_TEXT_
Bass Players To Know: Tommy Shannon
Austin, Texas, here we come! As the plane takes off, I think about everything that I want to experience on my short visit. Tacos, BBQ, and of course, blues. Austin has an incredible live music scene and, in addition to popular festivals such as SXSW and Austin City Limits, an equally impressive list of musicians who call the town home. I’m instantly inspired to listen to Stevie Ray Vaughan, the man who revolutionized the blues with his band Double Trouble and bassist Tommy Shannon. A recently inducted member to the Rock and Roll Hall Of Fame, Shannon has had a lifelong career as a bassist, from his early days with Johnny Winter, to the iconic recordings alongside Stevie Ray Vaughan, to the more recent projects that read like a who’s who of blues artists. If you’re unfamiliar with the way he holds down a 12 bar, get ready to listen to some music featuring our latest bass player to know.
So Who Is Tommy Shannon?
Shannon has spent most of his life in Texas—growing up in Dumas, moving to Dallas after high school, and finally settling in Austin. He began playing bass as a teenager and following his move to Dallas, came across Johnny Winter on the club circuit thanks to his friend and drummer Uncle John Turner. Winter put together The Progressive Blues Experiment and in addition to touring, released a self-titled record in 1969. A few tours and records later, Winter decided to go in a different direction and Shannon joined the band Krackerjack, based in San Francisco, which ultimately led to meeting a young Stevie Ray Vaughan. Shannon then took time off the road to overcome substance abuse issues and following his return to music in the late 1970s, crossed paths again with Vaughan. This sparked the inception of Double Trouble and, for most of the 1980s, the band toured and recorded the albums Texas Flood, Couldn’t Stand The Weather, Soul To Soul, Live Alive, and In Step.
Following Vaughan’s passing in 1990, Shannon continued to make music with Double Trouble drummer, Chris Layton, forming the band Arc Angels and later, Storyville. In addition to these bands, Shannon has worked and recorded with other blues legends including Buddy Miles, Kenny Wayne Shepherd, Debbie Davies, W.C. Clark, and Buddy Guy. He continues to play the blues.
Let’s Talk Style
Shannon’s mastery of the fundamentals combined with his confident tone and attitude make him an asset to any band, particularly a power trio. He truly serves as the musical backbone, thanks to his unyielding quarter note feel, his attention to musical detail, and his fluency with the blues genre. A hallmark bassist of Texas style blues, he can shuffle with the best of ‘em, using dead notes and hammer-ons to reinforce the backside of the beat. He frequently mimics guitar moves to add emphasis, whether it’s the signature lick to a song, the classic descending line in a turn around, or a chromatic lift from the one to the four chord. Not only does this reinforce the musical theme, it continues the lick-driven lineage of other great bass players such as Jack Bruce and Noel Redding.

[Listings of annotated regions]
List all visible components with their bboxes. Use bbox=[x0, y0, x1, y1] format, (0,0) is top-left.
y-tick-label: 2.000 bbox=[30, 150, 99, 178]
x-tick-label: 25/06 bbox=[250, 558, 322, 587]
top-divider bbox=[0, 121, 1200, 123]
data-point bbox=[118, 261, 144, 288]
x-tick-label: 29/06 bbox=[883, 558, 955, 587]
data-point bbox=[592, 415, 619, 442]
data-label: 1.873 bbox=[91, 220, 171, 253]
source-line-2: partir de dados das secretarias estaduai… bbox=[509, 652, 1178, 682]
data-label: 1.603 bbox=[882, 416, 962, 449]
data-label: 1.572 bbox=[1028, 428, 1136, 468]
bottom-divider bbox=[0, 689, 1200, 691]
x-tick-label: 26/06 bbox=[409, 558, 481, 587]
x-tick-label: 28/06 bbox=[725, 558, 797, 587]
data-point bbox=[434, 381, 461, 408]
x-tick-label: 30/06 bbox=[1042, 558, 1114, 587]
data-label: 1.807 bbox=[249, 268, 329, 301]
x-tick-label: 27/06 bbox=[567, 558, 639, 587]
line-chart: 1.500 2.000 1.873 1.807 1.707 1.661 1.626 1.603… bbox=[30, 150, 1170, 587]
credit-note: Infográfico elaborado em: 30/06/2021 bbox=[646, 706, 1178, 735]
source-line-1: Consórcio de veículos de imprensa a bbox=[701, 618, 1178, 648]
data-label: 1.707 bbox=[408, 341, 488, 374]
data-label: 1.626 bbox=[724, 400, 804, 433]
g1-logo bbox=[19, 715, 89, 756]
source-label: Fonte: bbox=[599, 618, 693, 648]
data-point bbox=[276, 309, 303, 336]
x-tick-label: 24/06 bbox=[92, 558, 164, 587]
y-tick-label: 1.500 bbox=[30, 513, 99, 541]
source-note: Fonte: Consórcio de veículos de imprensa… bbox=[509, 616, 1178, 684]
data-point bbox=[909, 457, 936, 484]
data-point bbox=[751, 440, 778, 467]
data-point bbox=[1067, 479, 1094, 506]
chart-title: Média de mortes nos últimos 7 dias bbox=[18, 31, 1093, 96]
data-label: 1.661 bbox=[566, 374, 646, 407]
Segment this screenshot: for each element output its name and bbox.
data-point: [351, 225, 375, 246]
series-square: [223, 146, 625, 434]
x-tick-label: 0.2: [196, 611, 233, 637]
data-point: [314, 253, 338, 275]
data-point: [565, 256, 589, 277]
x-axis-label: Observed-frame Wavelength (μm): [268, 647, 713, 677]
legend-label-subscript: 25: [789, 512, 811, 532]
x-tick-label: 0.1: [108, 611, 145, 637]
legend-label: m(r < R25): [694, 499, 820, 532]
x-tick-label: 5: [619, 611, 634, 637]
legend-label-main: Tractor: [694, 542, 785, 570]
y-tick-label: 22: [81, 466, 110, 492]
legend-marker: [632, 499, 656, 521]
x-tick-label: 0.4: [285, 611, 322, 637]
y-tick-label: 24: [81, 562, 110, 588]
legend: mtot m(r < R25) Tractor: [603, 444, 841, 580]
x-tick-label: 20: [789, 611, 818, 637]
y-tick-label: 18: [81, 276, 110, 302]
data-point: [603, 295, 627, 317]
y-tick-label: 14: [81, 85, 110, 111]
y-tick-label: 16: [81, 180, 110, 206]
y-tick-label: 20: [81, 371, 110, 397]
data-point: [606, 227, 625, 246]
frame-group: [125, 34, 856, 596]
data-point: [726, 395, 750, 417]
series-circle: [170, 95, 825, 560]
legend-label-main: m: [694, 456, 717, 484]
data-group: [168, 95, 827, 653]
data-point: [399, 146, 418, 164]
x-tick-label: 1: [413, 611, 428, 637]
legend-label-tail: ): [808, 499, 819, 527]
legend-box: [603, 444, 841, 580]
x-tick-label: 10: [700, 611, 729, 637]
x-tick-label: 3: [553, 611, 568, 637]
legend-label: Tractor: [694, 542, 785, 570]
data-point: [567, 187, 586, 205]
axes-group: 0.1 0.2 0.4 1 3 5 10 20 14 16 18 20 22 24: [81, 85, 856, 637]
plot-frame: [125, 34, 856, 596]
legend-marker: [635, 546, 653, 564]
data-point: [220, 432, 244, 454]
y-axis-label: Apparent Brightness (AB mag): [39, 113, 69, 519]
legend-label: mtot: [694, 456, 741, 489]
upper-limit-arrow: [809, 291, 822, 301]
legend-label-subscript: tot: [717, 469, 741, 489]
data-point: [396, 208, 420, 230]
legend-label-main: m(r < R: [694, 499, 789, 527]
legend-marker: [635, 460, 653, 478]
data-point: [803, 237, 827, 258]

_JOBS_
a) Write out the part of the Tommy Shannon article word for word, starting with "Let’s Talk Style" and ending after "and Noel Redding.".
b) Extend the article about bassist Tommy Shannon past its last sentence, picking up right where it ends.

_RESPONSES FOR EACH TASK_
a)
Let’s Talk Style
Shannon’s mastery of the fundamentals combined with his confident tone and attitude make him an asset to any band, particularly a power trio. He truly serves as the musical backbone, thanks to his unyielding quarter note feel, his attention to musical detail, and his fluency with the blues genre. A hallmark bassist of Texas style blues, he can shuffle with the best of ‘em, using dead notes and hammer-ons to reinforce the backside of the beat. He frequently mimics guitar moves to add emphasis, whether it’s the signature lick to a song, the classic descending line in a turn around, or a chromatic lift from the one to the four chord. Not only does this reinforce the musical theme, it continues the lick-driven lineage of other great bass players such as Jack Bruce and Noel Redding.

b)
A superb listener and “for the band” style player, he’s guided by a sense of musical cohesion. He understands the importance of outlining the harmonic foundation, particularly when a soloist breaks away from playing rhythm. His walking lines are clear and concise, interspersed with intriguing and slightly busy embellishments to fill up the space. Shannon plays with a level of confidence that comes through in every recording thanks to his tone and the dominance of his right hand. His tone is significantly brighter than bass players from earlier eras—he embraces the heightened midrange that permeated records from the 1980s and isn’t afraid to dig into the notes. Not only does he pay homage to the traditional blues idiom, he takes it a step further with the resurgence of the genre, the energy cultivated alongside SRV, and his continued career as an artist.
Where Can I Hear Him?
“Tightrope” (Stevie Ray Vaughan and Double Trouble: In Step)
Beginning with an “all-in” signature lick, Shannon provides a bouncy foundation to this high-energy blues. Toggling back and forth between the one, fifth, and flat seventh, he plays with a tight sense of groove during the verses and gets a chance to open up to a more chromatic based line during the choruses. He drives the band with a strong sense of voice leading, powerful chromatic octaves, and an appropriate amount of business to counteract SRV’s rhythm guitar.
“It’s My Own Fault” (Johnny Winter: The Progressive Blues Experiment)
A textbook example for playing a slow blues, Shannon maintains the integrity of the form while splicing in quick embellishments. His approach is slightly busy as he throws in sixteenth note fills while transitioning from chord to chord, particularly from the 4 to 1 changes. To provide continuity, he regularly follows the standard arpeggiated pattern by walking through the chords and continuously comes back to double the descending guitar pattern at the final turn around.
“Big Mama” (Buddy Miles: Blues Berries)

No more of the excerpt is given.